Repeat, exactly and completely, the entries shown underneath.
── Data records ──
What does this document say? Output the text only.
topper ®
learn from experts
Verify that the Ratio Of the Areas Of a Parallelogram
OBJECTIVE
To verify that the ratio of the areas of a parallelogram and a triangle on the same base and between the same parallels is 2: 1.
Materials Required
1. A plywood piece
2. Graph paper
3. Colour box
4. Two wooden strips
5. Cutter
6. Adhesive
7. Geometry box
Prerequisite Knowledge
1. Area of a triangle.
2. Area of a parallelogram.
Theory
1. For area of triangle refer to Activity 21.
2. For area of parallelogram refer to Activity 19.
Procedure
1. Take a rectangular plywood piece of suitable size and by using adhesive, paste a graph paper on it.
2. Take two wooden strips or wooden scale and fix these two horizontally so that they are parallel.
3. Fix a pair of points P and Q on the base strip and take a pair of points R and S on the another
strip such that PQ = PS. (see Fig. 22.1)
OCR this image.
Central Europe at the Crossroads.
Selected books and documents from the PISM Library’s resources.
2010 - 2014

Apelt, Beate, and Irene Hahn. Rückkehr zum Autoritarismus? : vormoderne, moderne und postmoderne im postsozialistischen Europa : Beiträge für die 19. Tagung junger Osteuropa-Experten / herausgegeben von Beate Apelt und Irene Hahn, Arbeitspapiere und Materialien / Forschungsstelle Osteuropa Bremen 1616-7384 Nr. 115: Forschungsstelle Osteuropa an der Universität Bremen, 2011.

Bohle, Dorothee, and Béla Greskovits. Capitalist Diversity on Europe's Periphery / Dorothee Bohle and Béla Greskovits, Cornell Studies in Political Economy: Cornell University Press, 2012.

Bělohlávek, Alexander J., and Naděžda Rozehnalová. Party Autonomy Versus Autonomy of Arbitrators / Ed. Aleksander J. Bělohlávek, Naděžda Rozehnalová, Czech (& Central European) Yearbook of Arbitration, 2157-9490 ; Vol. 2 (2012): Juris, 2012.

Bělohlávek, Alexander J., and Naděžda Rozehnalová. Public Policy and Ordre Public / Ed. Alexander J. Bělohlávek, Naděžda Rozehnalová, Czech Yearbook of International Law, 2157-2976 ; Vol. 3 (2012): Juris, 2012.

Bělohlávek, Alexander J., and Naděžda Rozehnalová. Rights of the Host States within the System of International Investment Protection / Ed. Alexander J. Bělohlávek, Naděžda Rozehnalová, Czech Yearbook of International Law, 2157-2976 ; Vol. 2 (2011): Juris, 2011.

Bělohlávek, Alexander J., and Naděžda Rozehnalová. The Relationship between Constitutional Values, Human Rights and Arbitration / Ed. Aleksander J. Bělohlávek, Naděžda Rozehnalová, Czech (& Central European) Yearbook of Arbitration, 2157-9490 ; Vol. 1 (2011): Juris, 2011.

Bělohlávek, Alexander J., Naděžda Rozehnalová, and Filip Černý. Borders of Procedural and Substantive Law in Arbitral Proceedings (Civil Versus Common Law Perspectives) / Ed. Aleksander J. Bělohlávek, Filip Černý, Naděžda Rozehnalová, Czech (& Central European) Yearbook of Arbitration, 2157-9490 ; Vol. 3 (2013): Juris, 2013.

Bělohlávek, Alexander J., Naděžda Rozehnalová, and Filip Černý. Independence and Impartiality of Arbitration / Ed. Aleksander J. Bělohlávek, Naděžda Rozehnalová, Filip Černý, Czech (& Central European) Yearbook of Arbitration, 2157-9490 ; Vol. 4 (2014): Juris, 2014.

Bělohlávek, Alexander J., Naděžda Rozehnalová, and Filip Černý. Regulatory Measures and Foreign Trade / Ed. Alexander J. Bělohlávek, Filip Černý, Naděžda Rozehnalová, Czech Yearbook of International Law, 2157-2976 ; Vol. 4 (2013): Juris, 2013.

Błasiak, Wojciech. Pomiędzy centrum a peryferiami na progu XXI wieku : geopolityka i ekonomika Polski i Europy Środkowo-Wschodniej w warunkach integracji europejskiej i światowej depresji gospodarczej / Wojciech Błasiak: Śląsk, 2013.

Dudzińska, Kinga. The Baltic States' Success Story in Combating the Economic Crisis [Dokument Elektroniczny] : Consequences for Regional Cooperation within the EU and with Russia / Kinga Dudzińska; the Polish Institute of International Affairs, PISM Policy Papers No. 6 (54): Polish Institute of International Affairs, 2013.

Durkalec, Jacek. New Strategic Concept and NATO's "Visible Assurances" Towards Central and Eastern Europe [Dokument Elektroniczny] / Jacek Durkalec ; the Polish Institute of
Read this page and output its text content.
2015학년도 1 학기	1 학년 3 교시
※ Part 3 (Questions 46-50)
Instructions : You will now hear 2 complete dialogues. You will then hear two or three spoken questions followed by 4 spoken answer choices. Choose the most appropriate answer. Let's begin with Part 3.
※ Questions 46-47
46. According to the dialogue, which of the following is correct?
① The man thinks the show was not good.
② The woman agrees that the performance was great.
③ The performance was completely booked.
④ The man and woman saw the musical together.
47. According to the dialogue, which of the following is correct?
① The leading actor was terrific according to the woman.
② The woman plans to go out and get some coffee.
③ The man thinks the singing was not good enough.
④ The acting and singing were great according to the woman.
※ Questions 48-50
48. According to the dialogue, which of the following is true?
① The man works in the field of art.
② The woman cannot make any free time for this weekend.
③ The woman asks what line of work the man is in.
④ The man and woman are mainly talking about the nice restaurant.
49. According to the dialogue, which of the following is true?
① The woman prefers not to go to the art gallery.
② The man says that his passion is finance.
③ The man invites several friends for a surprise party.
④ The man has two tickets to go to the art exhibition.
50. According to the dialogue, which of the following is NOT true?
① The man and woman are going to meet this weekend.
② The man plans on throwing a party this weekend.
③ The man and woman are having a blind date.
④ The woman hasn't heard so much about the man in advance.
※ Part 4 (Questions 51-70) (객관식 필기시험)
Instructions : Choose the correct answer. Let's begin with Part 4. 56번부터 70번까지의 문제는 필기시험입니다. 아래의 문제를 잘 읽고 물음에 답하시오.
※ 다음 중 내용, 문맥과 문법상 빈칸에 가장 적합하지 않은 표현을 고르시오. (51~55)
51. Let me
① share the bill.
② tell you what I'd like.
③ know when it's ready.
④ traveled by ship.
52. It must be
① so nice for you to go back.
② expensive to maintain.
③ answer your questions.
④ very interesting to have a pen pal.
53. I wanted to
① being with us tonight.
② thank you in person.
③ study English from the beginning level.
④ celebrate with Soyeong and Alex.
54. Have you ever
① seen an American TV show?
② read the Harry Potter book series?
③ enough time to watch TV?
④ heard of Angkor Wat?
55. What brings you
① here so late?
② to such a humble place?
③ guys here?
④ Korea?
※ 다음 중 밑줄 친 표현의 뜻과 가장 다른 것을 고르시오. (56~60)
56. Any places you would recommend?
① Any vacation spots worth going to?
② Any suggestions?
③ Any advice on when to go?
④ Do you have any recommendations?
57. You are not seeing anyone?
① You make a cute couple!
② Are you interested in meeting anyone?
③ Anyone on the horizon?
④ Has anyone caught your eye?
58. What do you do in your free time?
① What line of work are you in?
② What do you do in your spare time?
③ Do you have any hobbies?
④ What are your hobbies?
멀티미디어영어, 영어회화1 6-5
───
(Task output):
What does this document say? Output the text only.
topper ®
learn from experts
Verify that the Ratio Of the Areas Of a Parallelogram
OBJECTIVE
To verify that the ratio of the areas of a parallelogram and a triangle on the same base and between the same parallels is 2: 1.
Materials Required
1. A plywood piece
2. Graph paper
3. Colour box
4. Two wooden strips
5. Cutter
6. Adhesive
7. Geometry box
Prerequisite Knowledge
1. Area of a triangle.
2. Area of a parallelogram.
Theory
1. For area of triangle refer to Activity 21.
2. For area of parallelogram refer to Activity 19.
Procedure
1. Take a rectangular plywood piece of suitable size and by using adhesive, paste a graph paper on it.
2. Take two wooden strips or wooden scale and fix these two horizontally so that they are parallel.
3. Fix a pair of points P and Q on the base strip and take a pair of points R and S on the another
strip such that PQ = PS. (see Fig. 22.1)
OCR this image.
Central Europe at the Crossroads.
Selected books and documents from the PISM Library’s resources.
2010 - 2014

Apelt, Beate, and Irene Hahn. Rückkehr zum Autoritarismus? : vormoderne, moderne und postmoderne im postsozialistischen Europa : Beiträge für die 19. Tagung junger Osteuropa-Experten / herausgegeben von Beate Apelt und Irene Hahn, Arbeitspapiere und Materialien / Forschungsstelle Osteuropa Bremen 1616-7384 Nr. 115: Forschungsstelle Osteuropa an der Universität Bremen, 2011.

Bohle, Dorothee, and Béla Greskovits. Capitalist Diversity on Europe's Periphery / Dorothee Bohle and Béla Greskovits, Cornell Studies in Political Economy: Cornell University Press, 2012.

Bělohlávek, Alexander J., and Naděžda Rozehnalová. Party Autonomy Versus Autonomy of Arbitrators / Ed. Aleksander J. Bělohlávek, Naděžda Rozehnalová, Czech (& Central European) Yearbook of Arbitration, 2157-9490 ; Vol. 2 (2012): Juris, 2012.

Bělohlávek, Alexander J., and Naděžda Rozehnalová. Public Policy and Ordre Public / Ed. Alexander J. Bělohlávek, Naděžda Rozehnalová, Czech Yearbook of International Law, 2157-2976 ; Vol. 3 (2012): Juris, 2012.

Bělohlávek, Alexander J., and Naděžda Rozehnalová. Rights of the Host States within the System of International Investment Protection / Ed. Alexander J. Bělohlávek, Naděžda Rozehnalová, Czech Yearbook of International Law, 2157-2976 ; Vol. 2 (2011): Juris, 2011.

Bělohlávek, Alexander J., and Naděžda Rozehnalová. The Relationship between Constitutional Values, Human Rights and Arbitration / Ed. Aleksander J. Bělohlávek, Naděžda Rozehnalová, Czech (& Central European) Yearbook of Arbitration, 2157-9490 ; Vol. 1 (2011): Juris, 2011.

Bělohlávek, Alexander J., Naděžda Rozehnalová, and Filip Černý. Borders of Procedural and Substantive Law in Arbitral Proceedings (Civil Versus Common Law Perspectives) / Ed. Aleksander J. Bělohlávek, Filip Černý, Naděžda Rozehnalová, Czech (& Central European) Yearbook of Arbitration, 2157-9490 ; Vol. 3 (2013): Juris, 2013.

Bělohlávek, Alexander J., Naděžda Rozehnalová, and Filip Černý. Independence and Impartiality of Arbitration / Ed. Aleksander J. Bělohlávek, Naděžda Rozehnalová, Filip Černý, Czech (& Central European) Yearbook of Arbitration, 2157-9490 ; Vol. 4 (2014): Juris, 2014.

Bělohlávek, Alexander J., Naděžda Rozehnalová, and Filip Černý. Regulatory Measures and Foreign Trade / Ed. Alexander J. Bělohlávek, Filip Černý, Naděžda Rozehnalová, Czech Yearbook of International Law, 2157-2976 ; Vol. 4 (2013): Juris, 2013.

Błasiak, Wojciech. Pomiędzy centrum a peryferiami na progu XXI wieku : geopolityka i ekonomika Polski i Europy Środkowo-Wschodniej w warunkach integracji europejskiej i światowej depresji gospodarczej / Wojciech Błasiak: Śląsk, 2013.

Dudzińska, Kinga. The Baltic States' Success Story in Combating the Economic Crisis [Dokument Elektroniczny] : Consequences for Regional Cooperation within the EU and with Russia / Kinga Dudzińska; the Polish Institute of International Affairs, PISM Policy Papers No. 6 (54): Polish Institute of International Affairs, 2013.

Durkalec, Jacek. New Strategic Concept and NATO's "Visible Assurances" Towards Central and Eastern Europe [Dokument Elektroniczny] / Jacek Durkalec ; the Polish Institute of
Read this page and output its text content.
2015학년도 1 학기	1 학년 3 교시
※ Part 3 (Questions 46-50)
Instructions : You will now hear 2 complete dialogues. You will then hear two or three spoken questions followed by 4 spoken answer choices. Choose the most appropriate answer. Let's begin with Part 3.
※ Questions 46-47
46. According to the dialogue, which of the following is correct?
① The man thinks the show was not good.
② The woman agrees that the performance was great.
③ The performance was completely booked.
④ The man and woman saw the musical together.
47. According to the dialogue, which of the following is correct?
① The leading actor was terrific according to the woman.
② The woman plans to go out and get some coffee.
③ The man thinks the singing was not good enough.
④ The acting and singing were great according to the woman.
※ Questions 48-50
48. According to the dialogue, which of the following is true?
① The man works in the field of art.
② The woman cannot make any free time for this weekend.
③ The woman asks what line of work the man is in.
④ The man and woman are mainly talking about the nice restaurant.
49. According to the dialogue, which of the following is true?
① The woman prefers not to go to the art gallery.
② The man says that his passion is finance.
③ The man invites several friends for a surprise party.
④ The man has two tickets to go to the art exhibition.
50. According to the dialogue, which of the following is NOT true?
① The man and woman are going to meet this weekend.
② The man plans on throwing a party this weekend.
③ The man and woman are having a blind date.
④ The woman hasn't heard so much about the man in advance.
※ Part 4 (Questions 51-70) (객관식 필기시험)
Instructions : Choose the correct answer. Let's begin with Part 4. 56번부터 70번까지의 문제는 필기시험입니다. 아래의 문제를 잘 읽고 물음에 답하시오.
※ 다음 중 내용, 문맥과 문법상 빈칸에 가장 적합하지 않은 표현을 고르시오. (51~55)
51. Let me
① share the bill.
② tell you what I'd like.
③ know when it's ready.
④ traveled by ship.
52. It must be
① so nice for you to go back.
② expensive to maintain.
③ answer your questions.
④ very interesting to have a pen pal.
53. I wanted to
① being with us tonight.
② thank you in person.
③ study English from the beginning level.
④ celebrate with Soyeong and Alex.
54. Have you ever
① seen an American TV show?
② read the Harry Potter book series?
③ enough time to watch TV?
④ heard of Angkor Wat?
55. What brings you
① here so late?
② to such a humble place?
③ guys here?
④ Korea?
※ 다음 중 밑줄 친 표현의 뜻과 가장 다른 것을 고르시오. (56~60)
56. Any places you would recommend?
① Any vacation spots worth going to?
② Any suggestions?
③ Any advice on when to go?
④ Do you have any recommendations?
57. You are not seeing anyone?
① You make a cute couple!
② Are you interested in meeting anyone?
③ Anyone on the horizon?
④ Has anyone caught your eye?
58. What do you do in your free time?
① What line of work are you in?
② What do you do in your spare time?
③ Do you have any hobbies?
④ What are your hobbies?
멀티미디어영어, 영어회화1 6-5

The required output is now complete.